#### Exercise prompt
Print each of the entries exactly, leaving nothing out.

___ Records ___

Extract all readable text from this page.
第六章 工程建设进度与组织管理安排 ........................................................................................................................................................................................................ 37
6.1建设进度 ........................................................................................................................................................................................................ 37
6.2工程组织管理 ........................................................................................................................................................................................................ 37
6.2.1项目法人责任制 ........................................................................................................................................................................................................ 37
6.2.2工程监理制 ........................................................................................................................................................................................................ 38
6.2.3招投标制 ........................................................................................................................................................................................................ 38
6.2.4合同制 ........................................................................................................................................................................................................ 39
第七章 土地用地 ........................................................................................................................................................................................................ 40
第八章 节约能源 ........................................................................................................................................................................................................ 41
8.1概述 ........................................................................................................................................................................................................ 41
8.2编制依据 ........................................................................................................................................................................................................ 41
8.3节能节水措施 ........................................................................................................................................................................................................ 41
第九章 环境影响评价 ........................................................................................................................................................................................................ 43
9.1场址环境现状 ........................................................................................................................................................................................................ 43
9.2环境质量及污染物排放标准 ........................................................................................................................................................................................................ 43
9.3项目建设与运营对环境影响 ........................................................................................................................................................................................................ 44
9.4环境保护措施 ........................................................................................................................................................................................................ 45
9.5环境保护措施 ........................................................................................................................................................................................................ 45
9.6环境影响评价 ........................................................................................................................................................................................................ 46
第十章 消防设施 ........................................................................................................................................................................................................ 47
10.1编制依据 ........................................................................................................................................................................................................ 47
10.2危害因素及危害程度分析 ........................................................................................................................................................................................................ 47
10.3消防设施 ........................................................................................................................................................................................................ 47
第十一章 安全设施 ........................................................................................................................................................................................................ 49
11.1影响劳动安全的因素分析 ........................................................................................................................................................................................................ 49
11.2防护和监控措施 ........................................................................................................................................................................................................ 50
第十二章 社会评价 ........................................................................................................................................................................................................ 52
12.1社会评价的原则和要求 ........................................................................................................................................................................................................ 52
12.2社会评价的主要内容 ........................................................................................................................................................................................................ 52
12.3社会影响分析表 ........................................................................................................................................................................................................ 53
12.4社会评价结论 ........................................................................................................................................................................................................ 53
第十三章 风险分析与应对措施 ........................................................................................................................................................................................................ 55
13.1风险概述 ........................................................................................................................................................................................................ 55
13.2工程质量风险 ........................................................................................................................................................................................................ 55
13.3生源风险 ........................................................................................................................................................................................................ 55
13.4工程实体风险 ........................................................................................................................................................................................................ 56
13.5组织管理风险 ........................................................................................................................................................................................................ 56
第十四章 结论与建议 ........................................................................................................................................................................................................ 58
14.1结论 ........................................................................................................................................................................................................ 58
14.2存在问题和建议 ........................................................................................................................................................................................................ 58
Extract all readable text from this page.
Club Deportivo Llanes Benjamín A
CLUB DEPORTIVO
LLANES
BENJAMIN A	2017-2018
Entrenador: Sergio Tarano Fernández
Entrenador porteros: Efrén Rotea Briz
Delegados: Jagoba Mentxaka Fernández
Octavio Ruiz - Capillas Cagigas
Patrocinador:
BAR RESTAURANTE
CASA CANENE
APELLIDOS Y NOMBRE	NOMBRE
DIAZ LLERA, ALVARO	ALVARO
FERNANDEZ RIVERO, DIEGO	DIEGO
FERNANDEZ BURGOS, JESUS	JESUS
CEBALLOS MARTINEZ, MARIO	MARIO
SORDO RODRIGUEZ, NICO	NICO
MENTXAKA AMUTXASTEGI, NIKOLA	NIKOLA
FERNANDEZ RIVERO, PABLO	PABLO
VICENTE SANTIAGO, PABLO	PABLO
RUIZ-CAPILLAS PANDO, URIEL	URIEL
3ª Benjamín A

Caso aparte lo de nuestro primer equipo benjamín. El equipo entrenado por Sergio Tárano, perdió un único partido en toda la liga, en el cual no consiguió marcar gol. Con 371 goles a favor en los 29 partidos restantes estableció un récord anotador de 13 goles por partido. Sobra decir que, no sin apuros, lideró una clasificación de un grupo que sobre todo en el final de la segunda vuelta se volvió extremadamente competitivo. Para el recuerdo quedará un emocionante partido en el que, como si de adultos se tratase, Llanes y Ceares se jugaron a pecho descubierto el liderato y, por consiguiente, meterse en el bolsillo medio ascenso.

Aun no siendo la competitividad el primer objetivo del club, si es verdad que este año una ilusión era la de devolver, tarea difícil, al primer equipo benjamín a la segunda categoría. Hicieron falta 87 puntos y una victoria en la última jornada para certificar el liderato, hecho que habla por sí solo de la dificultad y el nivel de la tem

___

#### Solution for this problem
Extract all readable text from this page.
第六章 工程建设进度与组织管理安排 ........................................................................................................................................................................................................ 37
6.1建设进度 ........................................................................................................................................................................................................ 37
6.2工程组织管理 ........................................................................................................................................................................................................ 37
6.2.1项目法人责任制 ........................................................................................................................................................................................................ 37
6.2.2工程监理制 ........................................................................................................................................................................................................ 38
6.2.3招投标制 ........................................................................................................................................................................................................ 38
6.2.4合同制 ........................................................................................................................................................................................................ 39
第七章 土地用地 ........................................................................................................................................................................................................ 40
第八章 节约能源 ........................................................................................................................................................................................................ 41
8.1概述 ........................................................................................................................................................................................................ 41
8.2编制依据 ........................................................................................................................................................................................................ 41
8.3节能节水措施 ........................................................................................................................................................................................................ 41
第九章 环境影响评价 ........................................................................................................................................................................................................ 43
9.1场址环境现状 ........................................................................................................................................................................................................ 43
9.2环境质量及污染物排放标准 ........................................................................................................................................................................................................ 43
9.3项目建设与运营对环境影响 ........................................................................................................................................................................................................ 44
9.4环境保护措施 ........................................................................................................................................................................................................ 45
9.5环境保护措施 ........................................................................................................................................................................................................ 45
9.6环境影响评价 ........................................................................................................................................................................................................ 46
第十章 消防设施 ........................................................................................................................................................................................................ 47
10.1编制依据 ........................................................................................................................................................................................................ 47
10.2危害因素及危害程度分析 ........................................................................................................................................................................................................ 47
10.3消防设施 ........................................................................................................................................................................................................ 47
第十一章 安全设施 ........................................................................................................................................................................................................ 49
11.1影响劳动安全的因素分析 ........................................................................................................................................................................................................ 49
11.2防护和监控措施 ........................................................................................................................................................................................................ 50
第十二章 社会评价 ........................................................................................................................................................................................................ 52
12.1社会评价的原则和要求 ........................................................................................................................................................................................................ 52
12.2社会评价的主要内容 ........................................................................................................................................................................................................ 52
12.3社会影响分析表 ........................................................................................................................................................................................................ 53
12.4社会评价结论 ........................................................................................................................................................................................................ 53
第十三章 风险分析与应对措施 ........................................................................................................................................................................................................ 55
13.1风险概述 ........................................................................................................................................................................................................ 55
13.2工程质量风险 ........................................................................................................................................................................................................ 55
13.3生源风险 ........................................................................................................................................................................................................ 55
13.4工程实体风险 ........................................................................................................................................................................................................ 56
13.5组织管理风险 ........................................................................................................................................................................................................ 56
第十四章 结论与建议 ........................................................................................................................................................................................................ 58
14.1结论 ........................................................................................................................................................................................................ 58
14.2存在问题和建议 ........................................................................................................................................................................................................ 58
Extract all readable text from this page.
Club Deportivo Llanes Benjamín A
CLUB DEPORTIVO
LLANES
BENJAMIN A	2017-2018
Entrenador: Sergio Tarano Fernández
Entrenador porteros: Efrén Rotea Briz
Delegados: Jagoba Mentxaka Fernández
Octavio Ruiz - Capillas Cagigas
Patrocinador:
BAR RESTAURANTE
CASA CANENE
APELLIDOS Y NOMBRE	NOMBRE
DIAZ LLERA, ALVARO	ALVARO
FERNANDEZ RIVERO, DIEGO	DIEGO
FERNANDEZ BURGOS, JESUS	JESUS
CEBALLOS MARTINEZ, MARIO	MARIO
SORDO RODRIGUEZ, NICO	NICO
MENTXAKA AMUTXASTEGI, NIKOLA	NIKOLA
FERNANDEZ RIVERO, PABLO	PABLO
VICENTE SANTIAGO, PABLO	PABLO
RUIZ-CAPILLAS PANDO, URIEL	URIEL
3ª Benjamín A

Caso aparte lo de nuestro primer equipo benjamín. El equipo entrenado por Sergio Tárano, perdió un único partido en toda la liga, en el cual no consiguió marcar gol. Con 371 goles a favor en los 29 partidos restantes estableció un récord anotador de 13 goles por partido. Sobra decir que, no sin apuros, lideró una clasificación de un grupo que sobre todo en el final de la segunda vuelta se volvió extremadamente competitivo. Para el recuerdo quedará un emocionante partido en el que, como si de adultos se tratase, Llanes y Ceares se jugaron a pecho descubierto el liderato y, por consiguiente, meterse en el bolsillo medio ascenso.

Aun no siendo la competitividad el primer objetivo del club, si es verdad que este año una ilusión era la de devolver, tarea difícil, al primer equipo benjamín a la segunda categoría. Hicieron falta 87 puntos y una victoria en la última jornada para certificar el liderato, hecho que habla por sí solo de la dificultad y el nivel de la tem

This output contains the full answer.